▶ [Exercise task A]:
In the Docker helper example, what name is the container in the first eval supposed to have?
▶ [Exercise task B]:
Carry on the Docker helper example from the point where it ends.

▶ [Extract]:
Example: Docker Helper
{
"skill_name": "docker-helper",
"description": "Streamlines Docker container and image management",
"evals": [
{
"id": 1,
"name": "common-case",
"type": "common",
"prompt": "I need to deploy my Node.js app using Docker. The Dockerfile is in ~/projects/myapp. Build an image tagged as myapp:v1.0, then run a container named 'myapp-prod' that maps port 3000 to the host. Make sure it restarts automatically if it crashes.",
"expected_output": "Docker commands to build the image and run the container with specified configuration, including restart policy.",
"assertions": [
"Provides correct build command with tag",
"Provides correct run command with port mapping",
"Includes restart policy (--restart unless-stopped or always)",
"Sets container name correctly",
"Commands are copy-pasteable"
]
},
{
"id": 2,
"name": "edge-case-port-conflict",
"type": "edge",
"prompt": "Run my Docker container on port 3000, but I think something might already be using that port on my machine. How do I check and handle this?",
"expected_output": "Commands to check port usage, offer solutions (kill process, use different port, or map to different host port), and proceed accordingly.",
"assertions": [
"Detects potential port conflict",
"Provides command to check port usage",
"Offers multiple solutions",
"Explains trade-offs of each option"

▶ [Entries provided]:

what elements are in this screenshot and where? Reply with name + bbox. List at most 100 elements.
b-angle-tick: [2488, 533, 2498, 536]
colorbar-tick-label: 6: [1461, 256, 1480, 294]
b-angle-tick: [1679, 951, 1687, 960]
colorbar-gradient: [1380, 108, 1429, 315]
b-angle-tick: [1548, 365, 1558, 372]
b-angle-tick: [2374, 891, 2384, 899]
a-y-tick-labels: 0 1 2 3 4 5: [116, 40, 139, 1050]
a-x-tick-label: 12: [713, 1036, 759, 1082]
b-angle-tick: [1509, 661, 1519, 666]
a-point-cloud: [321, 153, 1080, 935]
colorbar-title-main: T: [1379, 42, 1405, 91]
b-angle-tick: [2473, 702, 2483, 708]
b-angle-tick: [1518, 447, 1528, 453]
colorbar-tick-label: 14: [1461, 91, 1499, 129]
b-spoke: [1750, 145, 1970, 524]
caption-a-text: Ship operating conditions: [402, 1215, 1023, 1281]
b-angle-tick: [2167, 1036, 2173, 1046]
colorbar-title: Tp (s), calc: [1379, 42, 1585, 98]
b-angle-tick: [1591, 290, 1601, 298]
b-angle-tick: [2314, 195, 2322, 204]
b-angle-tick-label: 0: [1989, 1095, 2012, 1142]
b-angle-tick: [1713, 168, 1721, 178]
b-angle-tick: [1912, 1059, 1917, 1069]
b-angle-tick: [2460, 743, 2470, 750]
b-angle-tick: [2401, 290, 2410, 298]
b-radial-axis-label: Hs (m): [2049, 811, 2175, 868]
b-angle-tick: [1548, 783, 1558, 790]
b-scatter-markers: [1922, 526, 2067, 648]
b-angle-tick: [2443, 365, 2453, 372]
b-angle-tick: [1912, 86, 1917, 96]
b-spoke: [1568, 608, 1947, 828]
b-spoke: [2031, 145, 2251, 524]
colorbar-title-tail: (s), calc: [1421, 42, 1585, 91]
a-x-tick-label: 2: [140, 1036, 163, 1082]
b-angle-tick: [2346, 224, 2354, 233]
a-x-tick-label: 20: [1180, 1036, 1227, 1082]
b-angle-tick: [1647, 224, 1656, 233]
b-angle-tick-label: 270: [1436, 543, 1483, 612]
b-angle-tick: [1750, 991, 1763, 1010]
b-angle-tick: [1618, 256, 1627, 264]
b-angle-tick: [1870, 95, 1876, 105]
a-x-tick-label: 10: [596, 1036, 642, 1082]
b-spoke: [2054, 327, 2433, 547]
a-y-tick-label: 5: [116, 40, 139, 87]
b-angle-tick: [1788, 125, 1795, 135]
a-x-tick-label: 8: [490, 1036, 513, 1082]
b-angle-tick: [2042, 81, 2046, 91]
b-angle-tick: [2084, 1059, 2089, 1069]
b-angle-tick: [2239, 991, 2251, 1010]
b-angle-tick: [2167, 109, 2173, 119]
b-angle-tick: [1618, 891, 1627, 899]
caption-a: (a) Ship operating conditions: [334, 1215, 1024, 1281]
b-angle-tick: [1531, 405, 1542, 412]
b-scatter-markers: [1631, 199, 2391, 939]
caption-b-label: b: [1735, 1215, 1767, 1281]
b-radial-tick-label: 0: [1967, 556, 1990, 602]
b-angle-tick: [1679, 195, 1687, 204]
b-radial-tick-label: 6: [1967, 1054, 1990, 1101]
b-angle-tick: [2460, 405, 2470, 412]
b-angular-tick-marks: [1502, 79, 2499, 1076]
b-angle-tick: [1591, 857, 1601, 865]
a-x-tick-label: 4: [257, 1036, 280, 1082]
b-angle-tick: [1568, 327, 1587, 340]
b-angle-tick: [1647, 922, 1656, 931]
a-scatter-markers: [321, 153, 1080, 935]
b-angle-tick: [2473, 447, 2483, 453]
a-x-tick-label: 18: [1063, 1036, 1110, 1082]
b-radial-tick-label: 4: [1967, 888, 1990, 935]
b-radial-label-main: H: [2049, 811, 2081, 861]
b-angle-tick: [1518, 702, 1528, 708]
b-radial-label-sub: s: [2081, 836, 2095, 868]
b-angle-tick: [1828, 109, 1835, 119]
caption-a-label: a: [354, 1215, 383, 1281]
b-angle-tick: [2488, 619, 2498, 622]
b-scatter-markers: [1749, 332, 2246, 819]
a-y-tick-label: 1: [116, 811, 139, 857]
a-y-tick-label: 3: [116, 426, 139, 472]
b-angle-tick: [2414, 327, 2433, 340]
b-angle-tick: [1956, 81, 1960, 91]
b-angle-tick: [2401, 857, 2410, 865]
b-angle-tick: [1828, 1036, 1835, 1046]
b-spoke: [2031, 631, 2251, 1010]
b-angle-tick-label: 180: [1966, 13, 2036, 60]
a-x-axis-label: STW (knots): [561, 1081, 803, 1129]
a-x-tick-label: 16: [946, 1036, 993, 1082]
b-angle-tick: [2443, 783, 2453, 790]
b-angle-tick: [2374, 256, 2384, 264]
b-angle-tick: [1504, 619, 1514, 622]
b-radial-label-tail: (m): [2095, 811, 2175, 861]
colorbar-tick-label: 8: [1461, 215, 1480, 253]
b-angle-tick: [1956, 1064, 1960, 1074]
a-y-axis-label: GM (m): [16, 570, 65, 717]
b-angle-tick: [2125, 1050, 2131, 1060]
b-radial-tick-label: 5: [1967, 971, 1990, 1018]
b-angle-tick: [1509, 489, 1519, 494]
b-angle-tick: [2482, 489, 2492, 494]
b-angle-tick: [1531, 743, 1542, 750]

▶ [Response A]:
myapp-prod

▶ [Response B]:
]
},
{
"id": 3,
"name": "varied-phrasing-cleanup",
"type": "variation",
"prompt": "Docker is taking up too much space. Clean up old stuff for me?",
"expected_output": "Commands to clean up stopped containers, unused images, and build cache",
"assertions": [
"Understands implicit request from context",
"Provides safe cleanup commands",
"Warns about data loss where applicable",
"Shows space savings after cleanup"
]
}
]
}
Template: Tool Integration Skill
{
"skill_name": "YOUR_SKILL_NAME",
"description": "[Describe what tool this skill wraps]",
"evals": [
{
"id": 1,
"name": "common-case",
"type": "common",
"prompt": "[Standard tool usage with specific options and requirements]",
"expected_output": "[Correct command(s) with proper flags]",
"assertions": [
"Command syntax is correct",
"All required flags are included",
"Best practices are followed",
"Commands are copy-pasteable",
"Explains what each part does"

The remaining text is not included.